## Given problem
Below is a listing to write out in full, exactly as given, without its pictures.

══ The records

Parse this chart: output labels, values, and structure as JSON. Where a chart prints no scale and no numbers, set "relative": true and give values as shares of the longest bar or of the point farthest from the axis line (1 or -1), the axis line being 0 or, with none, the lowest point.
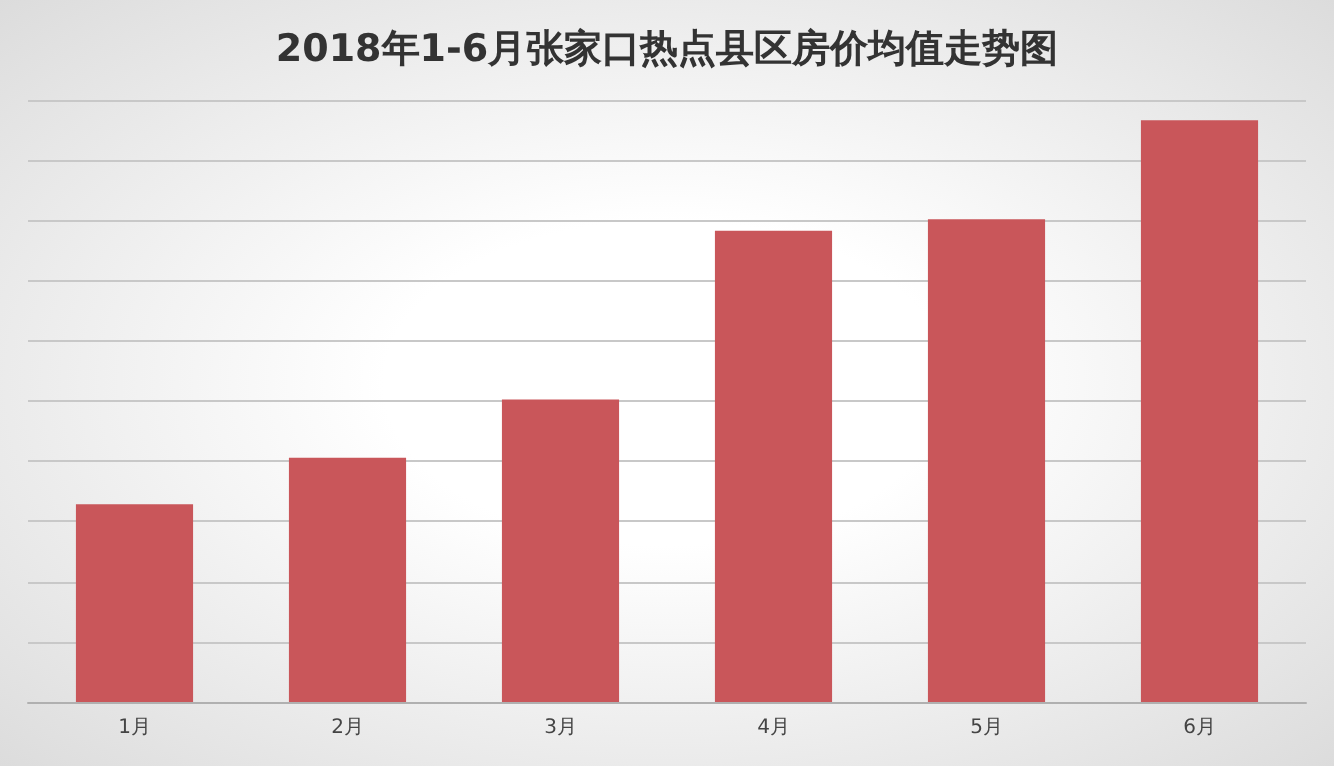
{
  "chart_data": {
    "type": "bar",
    "title": "2018年1-6月张家口热点县区房价均值走势图",
    "categories": [
      "1月",
      "2月",
      "3月",
      "4月",
      "5月",
      "6月"
    ],
    "values": [
      0.34,
      0.42,
      0.52,
      0.81,
      0.83,
      1
    ],
    "color": "#c9565a",
    "relative": true,
    "grid": "y"
  }
}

════

## Answer to this problem
Parse this chart: output labels, values, and structure as JSON. Where a chart prints no scale and no numbers, set "relative": true and give values as shares of the longest bar or of the point farthest from the axis line (1 or -1), the axis line being 0 or, with none, the lowest point.
{
  "chart_data": {
    "type": "bar",
    "title": "2018年1-6月张家口热点县区房价均值走势图",
    "categories": [
      "1月",
      "2月",
      "3月",
      "4月",
      "5月",
      "6月"
    ],
    "values": [
      0.34,
      0.42,
      0.52,
      0.81,
      0.83,
      1
    ],
    "color": "#c9565a",
    "relative": true,
    "grid": "y"
  }
}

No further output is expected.